» Goal of the exercise
Please reproduce the lines below word for word, starting at the line that contains "data-point: [169, 465, 177, 473]" and stopping after the line that contains "data-point: [421, 414, 429, 422]".

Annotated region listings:
--------------------------------------------------

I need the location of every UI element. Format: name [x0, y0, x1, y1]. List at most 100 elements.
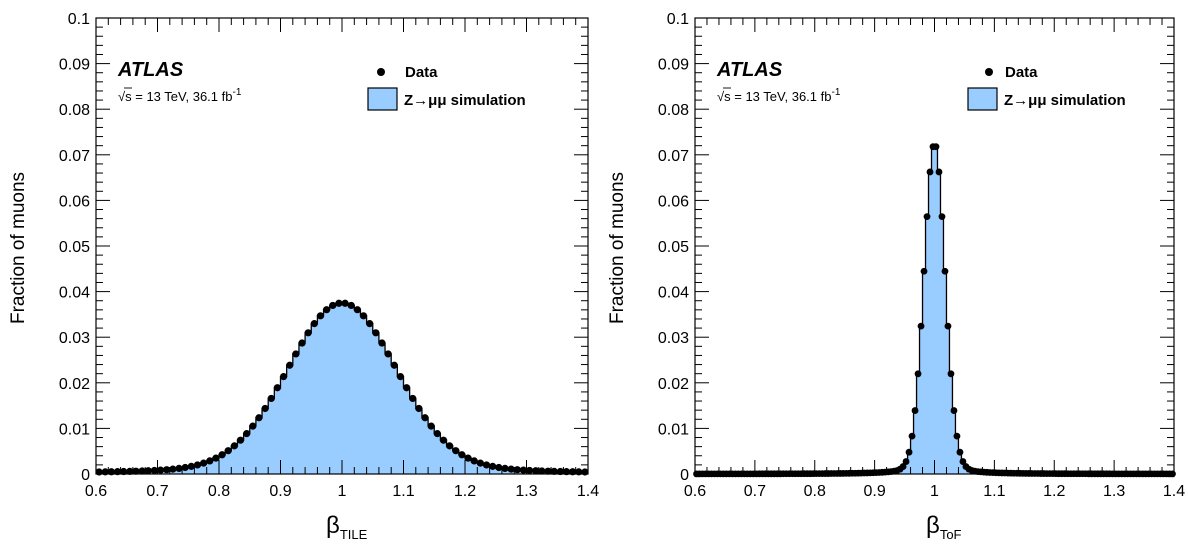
data-point: [169, 465, 177, 473]
y-tick-label: 0.09: [59, 57, 90, 74]
data-point: [519, 466, 528, 474]
legend-simulation-label: Z→μμ simulation: [1004, 92, 1126, 109]
data-point: [470, 457, 478, 465]
data-point: [206, 457, 214, 465]
y-tick-label: 0.08: [59, 102, 90, 119]
y-axis-title: Fraction of muons: [607, 172, 628, 324]
data-point: [372, 329, 380, 337]
atlas-label: ATLAS: [716, 59, 783, 81]
data-point: [926, 168, 934, 176]
data-point: [458, 451, 466, 459]
data-point: [495, 463, 503, 472]
y-tick-label: 0.01: [658, 421, 689, 438]
data-point: [532, 467, 540, 475]
energy-text: √s = 13 TeV, 36.1 fb: [118, 89, 232, 104]
energy-label: √s = 13 TeV, 36.1 fb-1: [118, 87, 242, 104]
energy-label: √s = 13 TeV, 36.1 fb-1: [717, 87, 841, 104]
data-point: [175, 464, 183, 472]
y-tick-label: 0: [680, 467, 689, 484]
legend-data-label: Data: [1005, 64, 1038, 81]
x-tick-label: 1.2: [1043, 483, 1065, 500]
data-point: [935, 168, 943, 176]
data-point: [525, 466, 534, 475]
y-tick-label: 0.01: [59, 421, 90, 438]
data-point: [132, 467, 140, 475]
x-tick-label: 0.7: [146, 483, 168, 500]
y-tick-label: 0: [81, 467, 90, 484]
data-point: [323, 306, 331, 314]
data-point: [384, 350, 392, 358]
data-point: [923, 213, 931, 221]
data-point: [501, 464, 509, 472]
data-point: [396, 373, 405, 381]
y-tick-label: 0.04: [658, 285, 689, 302]
data-point: [150, 466, 159, 475]
x-tick-label: 1.1: [392, 483, 414, 500]
x-axis-subscript: TILE: [340, 527, 368, 542]
data-point: [366, 320, 374, 328]
data-point: [421, 414, 429, 422]
data-point: [144, 467, 152, 475]
data-point: [914, 370, 922, 378]
data-point: [941, 267, 949, 275]
data-point: [409, 394, 417, 403]
data-point: [243, 430, 251, 438]
data-point: [550, 467, 558, 475]
x-axis-subscript: ToF: [940, 527, 962, 542]
data-point: [482, 461, 491, 469]
data-point: [163, 466, 171, 474]
data-point: [224, 447, 232, 455]
data-point: [279, 373, 288, 381]
x-tick-label: 1.1: [983, 483, 1005, 500]
x-tick-label: 1.3: [515, 483, 537, 500]
data-point: [120, 467, 128, 476]
data-point: [938, 213, 946, 221]
data-point: [953, 432, 961, 440]
data-point: [489, 462, 497, 470]
data-point: [249, 422, 257, 430]
x-tick-label: 0.7: [744, 483, 766, 500]
data-point: [310, 320, 318, 328]
y-tick-label: 0.06: [658, 193, 689, 210]
data-point: [378, 339, 386, 347]
data-point: [187, 462, 195, 470]
data-point: [218, 451, 226, 459]
data-point: [292, 350, 300, 358]
y-tick-label: 0.02: [59, 376, 90, 393]
energy-text: √s = 13 TeV, 36.1 fb: [717, 89, 831, 104]
atlas-label: ATLAS: [117, 59, 184, 81]
data-point: [255, 414, 263, 422]
data-point: [439, 436, 448, 444]
data-point: [917, 322, 925, 330]
y-tick-label: 0.07: [658, 148, 689, 165]
data-point: [932, 143, 940, 151]
y-tick-label: 0.03: [59, 330, 90, 347]
data-point: [138, 467, 146, 475]
y-tick-label: 0.05: [59, 239, 90, 256]
data-point: [212, 454, 220, 462]
data-point: [902, 458, 910, 465]
data-point: [273, 384, 282, 392]
data-point: [261, 404, 269, 413]
chart-panel-2: 0.6 0.7 0.8 0.9 1 1.1 1.2 1.3 1.4 0 0.01 0.02 0.03 0.…: [607, 11, 1185, 542]
data-point: [427, 422, 435, 430]
x-tick-label: 0.6: [85, 483, 107, 500]
x-axis-symbol: β: [326, 512, 340, 539]
legend-data-marker: [377, 68, 385, 76]
x-tick-label: 0.9: [864, 483, 886, 500]
data-point: [544, 467, 552, 475]
data-point: [341, 299, 349, 307]
y-tick-label: 0.08: [658, 102, 689, 119]
data-point: [193, 461, 202, 469]
chart-panel-1: 0.6 0.7 0.8 0.9 1 1.1 1.2 1.3 1.4 0 0.01 0.02 0.03 0.…: [8, 11, 599, 542]
y-tick-label: 0.04: [59, 285, 90, 302]
y-tick-label: 0.06: [59, 193, 90, 210]
y-tick-label: 0.07: [59, 148, 90, 165]
data-point: [359, 312, 368, 320]
data-point: [181, 463, 189, 472]
data-point: [476, 459, 484, 467]
legend-simulation-label: Z→μμ simulation: [404, 92, 526, 109]
legend-simulation-swatch: [367, 87, 398, 111]
data-point: [353, 306, 361, 314]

--------------------------------------------------

» Completed task
data-point: [169, 465, 177, 473]
y-tick-label: 0.09: [59, 57, 90, 74]
data-point: [519, 466, 528, 474]
legend-simulation-label: Z→μμ simulation: [1004, 92, 1126, 109]
data-point: [470, 457, 478, 465]
data-point: [206, 457, 214, 465]
y-tick-label: 0.08: [59, 102, 90, 119]
y-axis-title: Fraction of muons: [607, 172, 628, 324]
data-point: [372, 329, 380, 337]
atlas-label: ATLAS: [716, 59, 783, 81]
data-point: [926, 168, 934, 176]
data-point: [458, 451, 466, 459]
data-point: [495, 463, 503, 472]
y-tick-label: 0.01: [658, 421, 689, 438]
data-point: [532, 467, 540, 475]
energy-text: √s = 13 TeV, 36.1 fb: [118, 89, 232, 104]
energy-label: √s = 13 TeV, 36.1 fb-1: [118, 87, 242, 104]
energy-label: √s = 13 TeV, 36.1 fb-1: [717, 87, 841, 104]
data-point: [175, 464, 183, 472]
y-tick-label: 0: [680, 467, 689, 484]
legend-data-label: Data: [1005, 64, 1038, 81]
x-tick-label: 1.2: [1043, 483, 1065, 500]
data-point: [935, 168, 943, 176]
data-point: [525, 466, 534, 475]
y-tick-label: 0.01: [59, 421, 90, 438]
data-point: [132, 467, 140, 475]
x-tick-label: 0.7: [146, 483, 168, 500]
y-tick-label: 0: [81, 467, 90, 484]
data-point: [323, 306, 331, 314]
data-point: [384, 350, 392, 358]
data-point: [923, 213, 931, 221]
data-point: [501, 464, 509, 472]
data-point: [396, 373, 405, 381]
y-tick-label: 0.04: [658, 285, 689, 302]
data-point: [150, 466, 159, 475]
x-tick-label: 1.1: [392, 483, 414, 500]
x-axis-subscript: TILE: [340, 527, 368, 542]
data-point: [366, 320, 374, 328]
data-point: [421, 414, 429, 422]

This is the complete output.